— TASK DIRECTIONS —
How many of the lines contain the string "danno"? Give the number, with no other words.

-- Start of RECORDS FOR THE TASK --

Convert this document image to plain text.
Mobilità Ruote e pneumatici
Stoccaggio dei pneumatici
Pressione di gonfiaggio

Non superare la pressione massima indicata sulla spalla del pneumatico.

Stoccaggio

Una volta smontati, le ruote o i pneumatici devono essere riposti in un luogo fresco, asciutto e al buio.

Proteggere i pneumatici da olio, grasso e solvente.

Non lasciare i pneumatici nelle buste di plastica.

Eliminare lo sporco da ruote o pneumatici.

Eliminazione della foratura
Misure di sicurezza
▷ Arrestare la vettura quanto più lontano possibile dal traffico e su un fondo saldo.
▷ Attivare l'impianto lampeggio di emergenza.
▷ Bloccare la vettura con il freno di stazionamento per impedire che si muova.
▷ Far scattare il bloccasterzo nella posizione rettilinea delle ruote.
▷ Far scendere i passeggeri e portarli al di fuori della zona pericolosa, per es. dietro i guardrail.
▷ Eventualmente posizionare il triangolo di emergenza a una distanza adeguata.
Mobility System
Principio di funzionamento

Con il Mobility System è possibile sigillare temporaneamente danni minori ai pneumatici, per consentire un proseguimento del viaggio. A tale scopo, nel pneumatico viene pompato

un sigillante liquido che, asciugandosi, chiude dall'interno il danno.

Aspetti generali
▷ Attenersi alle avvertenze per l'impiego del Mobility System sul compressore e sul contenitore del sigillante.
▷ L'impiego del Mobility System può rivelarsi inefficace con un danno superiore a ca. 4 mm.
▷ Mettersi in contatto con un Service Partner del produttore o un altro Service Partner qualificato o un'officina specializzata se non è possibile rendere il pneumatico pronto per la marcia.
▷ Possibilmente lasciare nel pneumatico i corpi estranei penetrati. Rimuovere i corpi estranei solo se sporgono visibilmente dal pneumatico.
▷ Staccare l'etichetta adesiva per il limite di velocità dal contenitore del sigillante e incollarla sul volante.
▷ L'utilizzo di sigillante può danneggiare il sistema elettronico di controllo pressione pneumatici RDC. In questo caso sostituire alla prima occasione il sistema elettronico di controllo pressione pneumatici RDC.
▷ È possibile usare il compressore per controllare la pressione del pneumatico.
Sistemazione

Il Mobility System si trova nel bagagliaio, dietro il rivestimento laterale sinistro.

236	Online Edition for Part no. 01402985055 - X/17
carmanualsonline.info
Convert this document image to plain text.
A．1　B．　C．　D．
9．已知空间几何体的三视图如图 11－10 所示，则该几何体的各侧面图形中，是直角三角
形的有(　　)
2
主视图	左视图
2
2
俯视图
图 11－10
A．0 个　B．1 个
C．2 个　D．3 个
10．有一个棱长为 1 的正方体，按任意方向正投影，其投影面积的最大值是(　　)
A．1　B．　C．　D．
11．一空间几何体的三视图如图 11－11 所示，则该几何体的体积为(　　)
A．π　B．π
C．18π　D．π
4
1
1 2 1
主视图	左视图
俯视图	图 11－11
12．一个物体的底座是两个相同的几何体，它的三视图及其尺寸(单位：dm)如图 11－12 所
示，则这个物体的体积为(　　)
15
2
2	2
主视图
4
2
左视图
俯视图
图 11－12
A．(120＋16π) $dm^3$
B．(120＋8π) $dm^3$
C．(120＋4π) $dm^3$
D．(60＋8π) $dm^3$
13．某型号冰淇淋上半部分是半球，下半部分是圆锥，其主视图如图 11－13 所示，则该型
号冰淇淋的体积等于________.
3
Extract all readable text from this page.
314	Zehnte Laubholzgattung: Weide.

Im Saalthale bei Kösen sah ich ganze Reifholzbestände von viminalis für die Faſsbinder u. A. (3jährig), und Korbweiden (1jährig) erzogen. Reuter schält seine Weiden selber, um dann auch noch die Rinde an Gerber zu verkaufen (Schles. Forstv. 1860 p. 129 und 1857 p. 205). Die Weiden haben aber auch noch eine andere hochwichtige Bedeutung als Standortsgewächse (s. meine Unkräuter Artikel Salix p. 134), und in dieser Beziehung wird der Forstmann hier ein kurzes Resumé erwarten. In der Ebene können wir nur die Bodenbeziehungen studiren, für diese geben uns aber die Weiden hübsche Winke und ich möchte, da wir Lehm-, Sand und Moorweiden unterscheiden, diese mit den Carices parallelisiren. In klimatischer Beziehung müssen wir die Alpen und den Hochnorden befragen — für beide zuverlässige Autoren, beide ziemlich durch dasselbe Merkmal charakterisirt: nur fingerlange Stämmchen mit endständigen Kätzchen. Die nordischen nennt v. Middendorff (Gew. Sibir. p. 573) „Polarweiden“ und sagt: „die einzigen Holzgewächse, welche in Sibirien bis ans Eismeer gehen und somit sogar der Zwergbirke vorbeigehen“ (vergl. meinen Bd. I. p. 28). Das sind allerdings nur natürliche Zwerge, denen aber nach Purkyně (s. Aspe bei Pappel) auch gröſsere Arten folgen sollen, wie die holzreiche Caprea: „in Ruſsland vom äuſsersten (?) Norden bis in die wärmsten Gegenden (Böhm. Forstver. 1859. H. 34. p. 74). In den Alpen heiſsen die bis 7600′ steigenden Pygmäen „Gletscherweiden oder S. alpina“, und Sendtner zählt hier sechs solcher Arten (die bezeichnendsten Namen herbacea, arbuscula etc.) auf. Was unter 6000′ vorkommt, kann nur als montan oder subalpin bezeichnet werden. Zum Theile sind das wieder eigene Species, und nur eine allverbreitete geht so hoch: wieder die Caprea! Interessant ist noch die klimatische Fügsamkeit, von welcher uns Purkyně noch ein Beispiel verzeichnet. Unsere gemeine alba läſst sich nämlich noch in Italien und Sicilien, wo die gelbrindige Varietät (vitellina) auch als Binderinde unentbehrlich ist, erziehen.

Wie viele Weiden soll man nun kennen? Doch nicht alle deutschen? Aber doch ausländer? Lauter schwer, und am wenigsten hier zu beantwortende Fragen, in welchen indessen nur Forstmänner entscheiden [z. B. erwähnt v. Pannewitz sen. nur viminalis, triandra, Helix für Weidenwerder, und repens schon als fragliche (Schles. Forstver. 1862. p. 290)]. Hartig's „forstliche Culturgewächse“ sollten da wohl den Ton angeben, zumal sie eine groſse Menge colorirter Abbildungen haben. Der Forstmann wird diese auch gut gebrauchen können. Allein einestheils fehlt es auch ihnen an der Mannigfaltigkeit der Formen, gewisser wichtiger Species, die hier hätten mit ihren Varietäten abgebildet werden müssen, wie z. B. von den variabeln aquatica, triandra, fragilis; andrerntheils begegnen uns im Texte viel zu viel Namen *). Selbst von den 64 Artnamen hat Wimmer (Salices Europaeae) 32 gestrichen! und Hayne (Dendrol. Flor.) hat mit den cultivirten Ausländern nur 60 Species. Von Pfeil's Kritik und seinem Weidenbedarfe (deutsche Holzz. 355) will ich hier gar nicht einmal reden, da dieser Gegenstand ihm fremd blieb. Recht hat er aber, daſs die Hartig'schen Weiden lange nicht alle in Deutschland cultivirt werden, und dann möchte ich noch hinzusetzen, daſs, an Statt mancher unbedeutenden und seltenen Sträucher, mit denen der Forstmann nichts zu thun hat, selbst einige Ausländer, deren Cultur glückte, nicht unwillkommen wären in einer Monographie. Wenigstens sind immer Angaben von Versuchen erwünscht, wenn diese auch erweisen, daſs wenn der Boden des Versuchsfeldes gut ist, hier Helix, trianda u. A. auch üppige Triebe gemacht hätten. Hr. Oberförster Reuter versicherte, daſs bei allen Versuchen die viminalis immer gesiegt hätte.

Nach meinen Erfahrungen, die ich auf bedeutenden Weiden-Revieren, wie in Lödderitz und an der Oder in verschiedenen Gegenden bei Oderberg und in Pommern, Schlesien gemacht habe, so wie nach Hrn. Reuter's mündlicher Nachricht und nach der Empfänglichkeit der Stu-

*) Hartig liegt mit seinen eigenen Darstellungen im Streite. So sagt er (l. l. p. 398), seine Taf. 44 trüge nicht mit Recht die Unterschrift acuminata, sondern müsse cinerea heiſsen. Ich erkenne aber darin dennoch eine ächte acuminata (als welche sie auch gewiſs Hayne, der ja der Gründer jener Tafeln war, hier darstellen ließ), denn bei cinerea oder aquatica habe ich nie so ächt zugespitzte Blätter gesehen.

-- End of RECORDS FOR THE TASK --

— SOLUTION TO THIS EXERCISE —
2